**What is needed**
Reproduce the listing below word for word, keeping every line in the same order.
[start]
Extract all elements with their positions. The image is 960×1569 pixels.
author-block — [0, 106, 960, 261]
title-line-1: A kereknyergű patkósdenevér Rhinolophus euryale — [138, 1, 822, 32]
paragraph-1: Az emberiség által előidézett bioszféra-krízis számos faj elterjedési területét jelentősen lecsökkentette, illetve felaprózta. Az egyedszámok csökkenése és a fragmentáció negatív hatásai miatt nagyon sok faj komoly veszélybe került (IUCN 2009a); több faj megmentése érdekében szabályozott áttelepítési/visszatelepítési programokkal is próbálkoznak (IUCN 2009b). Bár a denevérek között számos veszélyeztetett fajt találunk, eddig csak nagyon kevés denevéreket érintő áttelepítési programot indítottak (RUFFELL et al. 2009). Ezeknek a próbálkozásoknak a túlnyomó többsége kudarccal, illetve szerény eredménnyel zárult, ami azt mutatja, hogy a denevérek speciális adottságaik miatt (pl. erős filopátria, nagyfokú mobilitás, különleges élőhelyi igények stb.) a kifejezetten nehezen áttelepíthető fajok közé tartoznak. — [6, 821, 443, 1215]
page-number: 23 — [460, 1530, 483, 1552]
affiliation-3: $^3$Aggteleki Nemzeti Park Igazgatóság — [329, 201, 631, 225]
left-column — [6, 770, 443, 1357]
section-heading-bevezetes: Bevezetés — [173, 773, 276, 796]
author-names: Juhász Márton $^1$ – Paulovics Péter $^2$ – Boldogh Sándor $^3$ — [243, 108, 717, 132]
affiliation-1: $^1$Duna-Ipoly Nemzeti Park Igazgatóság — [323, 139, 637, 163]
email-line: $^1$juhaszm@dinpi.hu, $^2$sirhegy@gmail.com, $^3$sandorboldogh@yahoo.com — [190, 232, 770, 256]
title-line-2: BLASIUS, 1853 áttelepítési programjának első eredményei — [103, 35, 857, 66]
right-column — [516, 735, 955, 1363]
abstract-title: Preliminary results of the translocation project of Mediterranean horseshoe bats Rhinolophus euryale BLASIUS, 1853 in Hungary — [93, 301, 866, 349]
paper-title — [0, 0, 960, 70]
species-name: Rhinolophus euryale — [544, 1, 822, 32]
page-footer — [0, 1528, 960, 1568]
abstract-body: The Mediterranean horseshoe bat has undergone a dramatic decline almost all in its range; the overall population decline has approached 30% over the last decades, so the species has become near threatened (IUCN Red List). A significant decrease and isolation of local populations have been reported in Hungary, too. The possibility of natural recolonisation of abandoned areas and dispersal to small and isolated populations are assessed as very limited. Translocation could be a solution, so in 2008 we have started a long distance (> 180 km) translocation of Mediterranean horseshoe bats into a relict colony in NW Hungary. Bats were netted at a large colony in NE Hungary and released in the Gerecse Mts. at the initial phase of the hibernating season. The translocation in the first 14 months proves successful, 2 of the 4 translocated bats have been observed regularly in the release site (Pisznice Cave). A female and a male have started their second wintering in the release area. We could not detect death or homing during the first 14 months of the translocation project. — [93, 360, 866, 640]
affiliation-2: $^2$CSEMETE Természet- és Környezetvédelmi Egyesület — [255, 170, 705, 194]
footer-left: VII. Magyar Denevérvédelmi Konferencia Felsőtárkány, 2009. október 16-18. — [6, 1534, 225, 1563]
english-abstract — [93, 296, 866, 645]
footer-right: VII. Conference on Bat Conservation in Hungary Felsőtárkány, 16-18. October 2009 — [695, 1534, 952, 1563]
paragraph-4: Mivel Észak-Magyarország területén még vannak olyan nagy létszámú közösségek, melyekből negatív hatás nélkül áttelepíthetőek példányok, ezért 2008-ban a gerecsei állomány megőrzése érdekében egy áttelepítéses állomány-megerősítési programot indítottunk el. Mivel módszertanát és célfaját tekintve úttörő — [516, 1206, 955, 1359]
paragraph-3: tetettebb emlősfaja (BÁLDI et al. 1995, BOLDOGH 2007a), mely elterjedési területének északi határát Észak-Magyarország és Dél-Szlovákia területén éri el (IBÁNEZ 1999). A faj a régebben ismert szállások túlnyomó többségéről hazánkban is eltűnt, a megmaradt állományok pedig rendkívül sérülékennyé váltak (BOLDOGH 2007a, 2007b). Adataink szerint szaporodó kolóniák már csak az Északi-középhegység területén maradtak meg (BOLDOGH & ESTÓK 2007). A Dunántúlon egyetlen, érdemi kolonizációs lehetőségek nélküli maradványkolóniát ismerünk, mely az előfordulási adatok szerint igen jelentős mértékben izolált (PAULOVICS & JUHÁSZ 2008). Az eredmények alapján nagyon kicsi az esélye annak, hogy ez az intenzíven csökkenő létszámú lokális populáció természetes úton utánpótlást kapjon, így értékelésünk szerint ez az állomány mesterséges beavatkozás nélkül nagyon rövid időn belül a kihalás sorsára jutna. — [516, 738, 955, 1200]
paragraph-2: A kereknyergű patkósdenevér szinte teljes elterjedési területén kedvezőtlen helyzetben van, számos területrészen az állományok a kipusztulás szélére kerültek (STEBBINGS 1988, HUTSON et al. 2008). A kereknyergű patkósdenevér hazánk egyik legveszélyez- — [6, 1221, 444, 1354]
[end]
**Solved exercise**
Extract all elements with their positions. The image is 960×1569 pixels.
author-block — [0, 106, 960, 261]
title-line-1: A kereknyergű patkósdenevér Rhinolophus euryale — [138, 1, 822, 32]
paragraph-1: Az emberiség által előidézett bioszféra-krízis számos faj elterjedési területét jelentősen lecsökkentette, illetve felaprózta. Az egyedszámok csökkenése és a fragmentáció negatív hatásai miatt nagyon sok faj komoly veszélybe került (IUCN 2009a); több faj megmentése érdekében szabályozott áttelepítési/visszatelepítési programokkal is próbálkoznak (IUCN 2009b). Bár a denevérek között számos veszélyeztetett fajt találunk, eddig csak nagyon kevés denevéreket érintő áttelepítési programot indítottak (RUFFELL et al. 2009). Ezeknek a próbálkozásoknak a túlnyomó többsége kudarccal, illetve szerény eredménnyel zárult, ami azt mutatja, hogy a denevérek speciális adottságaik miatt (pl. erős filopátria, nagyfokú mobilitás, különleges élőhelyi igények stb.) a kifejezetten nehezen áttelepíthető fajok közé tartoznak. — [6, 821, 443, 1215]
page-number: 23 — [460, 1530, 483, 1552]
affiliation-3: $^3$Aggteleki Nemzeti Park Igazgatóság — [329, 201, 631, 225]
left-column — [6, 770, 443, 1357]
section-heading-bevezetes: Bevezetés — [173, 773, 276, 796]
author-names: Juhász Márton $^1$ – Paulovics Péter $^2$ – Boldogh Sándor $^3$ — [243, 108, 717, 132]
affiliation-1: $^1$Duna-Ipoly Nemzeti Park Igazgatóság — [323, 139, 637, 163]
email-line: $^1$juhaszm@dinpi.hu, $^2$sirhegy@gmail.com, $^3$sandorboldogh@yahoo.com — [190, 232, 770, 256]
title-line-2: BLASIUS, 1853 áttelepítési programjának első eredményei — [103, 35, 857, 66]
right-column — [516, 735, 955, 1363]
abstract-title: Preliminary results of the translocation project of Mediterranean horseshoe bats Rhinolophus euryale BLASIUS, 1853 in Hungary — [93, 301, 866, 349]
paper-title — [0, 0, 960, 70]
species-name: Rhinolophus euryale — [544, 1, 822, 32]
page-footer — [0, 1528, 960, 1568]
abstract-body: The Mediterranean horseshoe bat has undergone a dramatic decline almost all in its range; the overall population decline has approached 30% over the last decades, so the species has become near threatened (IUCN Red List). A significant decrease and isolation of local populations have been reported in Hungary, too. The possibility of natural recolonisation of abandoned areas and dispersal to small and isolated populations are assessed as very limited. Translocation could be a solution, so in 2008 we have started a long distance (> 180 km) translocation of Mediterranean horseshoe bats into a relict colony in NW Hungary. Bats were netted at a large colony in NE Hungary and released in the Gerecse Mts. at the initial phase of the hibernating season. The translocation in the first 14 months proves successful, 2 of the 4 translocated bats have been observed regularly in the release site (Pisznice Cave). A female and a male have started their second wintering in the release area. We could not detect death or homing during the first 14 months of the translocation project. — [93, 360, 866, 640]
affiliation-2: $^2$CSEMETE Természet- és Környezetvédelmi Egyesület — [255, 170, 705, 194]
footer-left: VII. Magyar Denevérvédelmi Konferencia Felsőtárkány, 2009. október 16-18. — [6, 1534, 225, 1563]
english-abstract — [93, 296, 866, 645]
footer-right: VII. Conference on Bat Conservation in Hungary Felsőtárkány, 16-18. October 2009 — [695, 1534, 952, 1563]
paragraph-4: Mivel Észak-Magyarország területén még vannak olyan nagy létszámú közösségek, melyekből negatív hatás nélkül áttelepíthetőek példányok, ezért 2008-ban a gerecsei állomány megőrzése érdekében egy áttelepítéses állomány-megerősítési programot indítottunk el. Mivel módszertanát és célfaját tekintve úttörő — [516, 1206, 955, 1359]
paragraph-3: tetettebb emlősfaja (BÁLDI et al. 1995, BOLDOGH 2007a), mely elterjedési területének északi határát Észak-Magyarország és Dél-Szlovákia területén éri el (IBÁNEZ 1999). A faj a régebben ismert szállások túlnyomó többségéről hazánkban is eltűnt, a megmaradt állományok pedig rendkívül sérülékennyé váltak (BOLDOGH 2007a, 2007b). Adataink szerint szaporodó kolóniák már csak az Északi-középhegység területén maradtak meg (BOLDOGH & ESTÓK 2007). A Dunántúlon egyetlen, érdemi kolonizációs lehetőségek nélküli maradványkolóniát ismerünk, mely az előfordulási adatok szerint igen jelentős mértékben izolált (PAULOVICS & JUHÁSZ 2008). Az eredmények alapján nagyon kicsi az esélye annak, hogy ez az intenzíven csökkenő létszámú lokális populáció természetes úton utánpótlást kapjon, így értékelésünk szerint ez az állomány mesterséges beavatkozás nélkül nagyon rövid időn belül a kihalás sorsára jutna. — [516, 738, 955, 1200]
paragraph-2: A kereknyergű patkósdenevér szinte teljes elterjedési területén kedvezőtlen helyzetben van, számos területrészen az állományok a kipusztulás szélére kerültek (STEBBINGS 1988, HUTSON et al. 2008). A kereknyergű patkósdenevér hazánk egyik legveszélyez- — [6, 1221, 444, 1354]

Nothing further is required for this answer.